> [Exercise] Count the lines in the data below where the string "Красной" occurs, please, and give the number alone.

> [Supplied data]
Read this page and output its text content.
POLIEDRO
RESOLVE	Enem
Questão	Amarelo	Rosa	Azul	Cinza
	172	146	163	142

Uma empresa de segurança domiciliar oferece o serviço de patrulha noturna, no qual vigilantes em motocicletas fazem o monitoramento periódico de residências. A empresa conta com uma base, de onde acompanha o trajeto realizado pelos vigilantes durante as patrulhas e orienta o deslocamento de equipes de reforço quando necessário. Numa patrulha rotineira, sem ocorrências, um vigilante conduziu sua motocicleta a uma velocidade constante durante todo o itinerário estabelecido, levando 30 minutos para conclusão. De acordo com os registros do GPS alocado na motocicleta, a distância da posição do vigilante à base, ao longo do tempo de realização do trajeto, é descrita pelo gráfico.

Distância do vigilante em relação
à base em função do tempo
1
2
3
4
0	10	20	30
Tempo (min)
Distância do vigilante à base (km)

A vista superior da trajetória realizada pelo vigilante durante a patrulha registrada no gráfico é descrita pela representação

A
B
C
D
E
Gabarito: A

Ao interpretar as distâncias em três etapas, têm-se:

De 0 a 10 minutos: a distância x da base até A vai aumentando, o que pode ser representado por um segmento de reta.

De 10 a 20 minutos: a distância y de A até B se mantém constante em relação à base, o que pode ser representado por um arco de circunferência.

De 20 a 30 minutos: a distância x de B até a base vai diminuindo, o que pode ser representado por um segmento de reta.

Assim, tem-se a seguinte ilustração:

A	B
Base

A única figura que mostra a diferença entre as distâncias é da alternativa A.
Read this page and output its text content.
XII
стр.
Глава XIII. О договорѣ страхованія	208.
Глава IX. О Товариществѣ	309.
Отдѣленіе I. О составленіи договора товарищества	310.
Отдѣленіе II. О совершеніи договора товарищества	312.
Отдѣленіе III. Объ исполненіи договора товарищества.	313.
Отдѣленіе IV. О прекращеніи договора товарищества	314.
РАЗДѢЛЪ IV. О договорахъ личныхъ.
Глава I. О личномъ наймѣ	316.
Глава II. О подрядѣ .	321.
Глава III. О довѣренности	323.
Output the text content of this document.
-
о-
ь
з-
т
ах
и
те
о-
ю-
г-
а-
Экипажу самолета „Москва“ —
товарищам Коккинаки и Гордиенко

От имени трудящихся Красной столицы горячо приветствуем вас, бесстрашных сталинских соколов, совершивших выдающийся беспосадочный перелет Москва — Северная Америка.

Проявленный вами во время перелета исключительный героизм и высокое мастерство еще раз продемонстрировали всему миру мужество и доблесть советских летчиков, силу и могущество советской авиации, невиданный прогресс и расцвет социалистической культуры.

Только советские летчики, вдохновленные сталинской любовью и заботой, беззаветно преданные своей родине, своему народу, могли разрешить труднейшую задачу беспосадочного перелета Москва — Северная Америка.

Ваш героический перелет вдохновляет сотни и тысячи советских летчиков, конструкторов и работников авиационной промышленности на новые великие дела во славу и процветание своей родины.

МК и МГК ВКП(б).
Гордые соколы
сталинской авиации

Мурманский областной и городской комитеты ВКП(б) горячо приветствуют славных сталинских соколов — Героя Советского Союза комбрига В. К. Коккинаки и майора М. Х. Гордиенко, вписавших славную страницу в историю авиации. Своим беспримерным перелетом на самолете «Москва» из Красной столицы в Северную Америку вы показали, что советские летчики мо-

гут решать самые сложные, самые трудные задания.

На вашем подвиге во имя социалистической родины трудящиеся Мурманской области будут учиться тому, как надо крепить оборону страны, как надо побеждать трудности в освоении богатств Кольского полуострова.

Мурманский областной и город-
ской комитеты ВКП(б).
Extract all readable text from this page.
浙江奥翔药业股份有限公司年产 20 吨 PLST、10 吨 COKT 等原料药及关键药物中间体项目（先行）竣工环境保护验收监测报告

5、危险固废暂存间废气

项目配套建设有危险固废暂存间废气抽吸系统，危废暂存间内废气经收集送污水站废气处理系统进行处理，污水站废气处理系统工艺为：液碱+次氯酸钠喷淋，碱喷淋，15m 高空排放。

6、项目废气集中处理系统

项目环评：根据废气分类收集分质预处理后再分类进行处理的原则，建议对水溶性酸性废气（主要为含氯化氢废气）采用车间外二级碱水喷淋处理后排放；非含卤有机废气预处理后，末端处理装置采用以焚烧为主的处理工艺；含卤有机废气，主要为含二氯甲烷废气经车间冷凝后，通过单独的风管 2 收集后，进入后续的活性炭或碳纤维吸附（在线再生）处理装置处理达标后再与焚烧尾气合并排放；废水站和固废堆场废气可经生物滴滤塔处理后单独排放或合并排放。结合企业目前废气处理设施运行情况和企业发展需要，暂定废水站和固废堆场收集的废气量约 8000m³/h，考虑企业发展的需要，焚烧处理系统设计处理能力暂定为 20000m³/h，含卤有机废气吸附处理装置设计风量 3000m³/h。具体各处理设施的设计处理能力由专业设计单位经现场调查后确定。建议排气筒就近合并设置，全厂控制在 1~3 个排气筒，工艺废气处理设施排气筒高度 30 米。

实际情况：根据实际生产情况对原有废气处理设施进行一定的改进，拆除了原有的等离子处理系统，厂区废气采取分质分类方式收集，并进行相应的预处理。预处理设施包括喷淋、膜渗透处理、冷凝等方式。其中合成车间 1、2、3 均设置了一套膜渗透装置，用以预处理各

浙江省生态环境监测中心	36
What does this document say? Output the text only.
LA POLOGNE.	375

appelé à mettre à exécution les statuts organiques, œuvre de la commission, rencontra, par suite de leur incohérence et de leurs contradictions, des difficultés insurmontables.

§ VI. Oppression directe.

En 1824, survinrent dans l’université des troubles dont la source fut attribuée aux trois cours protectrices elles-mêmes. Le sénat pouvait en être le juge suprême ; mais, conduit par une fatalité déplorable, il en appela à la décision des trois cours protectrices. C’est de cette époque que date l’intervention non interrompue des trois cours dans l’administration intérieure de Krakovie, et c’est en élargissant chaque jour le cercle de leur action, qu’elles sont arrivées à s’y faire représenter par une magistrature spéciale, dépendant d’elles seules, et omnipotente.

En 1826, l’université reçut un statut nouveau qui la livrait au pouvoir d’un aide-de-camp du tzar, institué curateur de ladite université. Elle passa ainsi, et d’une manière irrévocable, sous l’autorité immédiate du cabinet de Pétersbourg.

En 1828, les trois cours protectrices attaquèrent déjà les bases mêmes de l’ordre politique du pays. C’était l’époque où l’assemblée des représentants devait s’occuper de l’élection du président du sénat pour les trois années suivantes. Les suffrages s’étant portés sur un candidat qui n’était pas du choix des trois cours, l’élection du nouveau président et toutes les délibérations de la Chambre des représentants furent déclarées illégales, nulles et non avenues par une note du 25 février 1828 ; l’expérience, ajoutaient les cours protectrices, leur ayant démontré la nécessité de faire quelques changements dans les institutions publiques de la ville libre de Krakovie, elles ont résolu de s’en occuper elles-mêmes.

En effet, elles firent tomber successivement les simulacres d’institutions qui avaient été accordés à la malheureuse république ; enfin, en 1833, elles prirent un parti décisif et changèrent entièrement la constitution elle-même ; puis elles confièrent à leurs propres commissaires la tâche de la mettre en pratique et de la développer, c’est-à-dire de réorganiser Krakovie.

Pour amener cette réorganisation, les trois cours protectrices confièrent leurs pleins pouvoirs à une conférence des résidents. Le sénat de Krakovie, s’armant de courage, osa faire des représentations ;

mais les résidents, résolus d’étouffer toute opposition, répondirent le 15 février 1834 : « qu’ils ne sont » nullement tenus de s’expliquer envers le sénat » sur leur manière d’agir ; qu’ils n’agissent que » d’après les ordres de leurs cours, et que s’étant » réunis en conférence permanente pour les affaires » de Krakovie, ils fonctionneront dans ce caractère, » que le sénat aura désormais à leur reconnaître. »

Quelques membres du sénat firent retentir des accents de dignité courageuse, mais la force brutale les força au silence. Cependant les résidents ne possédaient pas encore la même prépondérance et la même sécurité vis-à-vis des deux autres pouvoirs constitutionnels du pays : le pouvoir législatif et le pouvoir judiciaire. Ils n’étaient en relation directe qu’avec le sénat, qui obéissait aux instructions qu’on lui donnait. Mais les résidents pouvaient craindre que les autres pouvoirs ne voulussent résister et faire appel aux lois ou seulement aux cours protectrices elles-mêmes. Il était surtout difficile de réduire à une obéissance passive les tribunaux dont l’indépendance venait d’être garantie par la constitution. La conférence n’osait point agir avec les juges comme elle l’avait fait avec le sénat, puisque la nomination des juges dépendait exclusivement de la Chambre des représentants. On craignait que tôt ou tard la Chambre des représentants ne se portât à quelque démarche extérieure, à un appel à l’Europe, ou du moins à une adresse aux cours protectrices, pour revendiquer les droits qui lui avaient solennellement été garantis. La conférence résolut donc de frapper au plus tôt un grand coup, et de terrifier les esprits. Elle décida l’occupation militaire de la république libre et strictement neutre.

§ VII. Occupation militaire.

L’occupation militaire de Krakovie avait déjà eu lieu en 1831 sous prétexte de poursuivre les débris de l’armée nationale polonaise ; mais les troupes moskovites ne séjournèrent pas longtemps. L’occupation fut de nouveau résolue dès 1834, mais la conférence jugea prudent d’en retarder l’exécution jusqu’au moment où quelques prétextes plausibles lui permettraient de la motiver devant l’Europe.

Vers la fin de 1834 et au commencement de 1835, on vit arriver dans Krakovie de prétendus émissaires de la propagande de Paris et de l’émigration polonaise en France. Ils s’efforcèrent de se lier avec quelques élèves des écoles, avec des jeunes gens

> [Response below] 2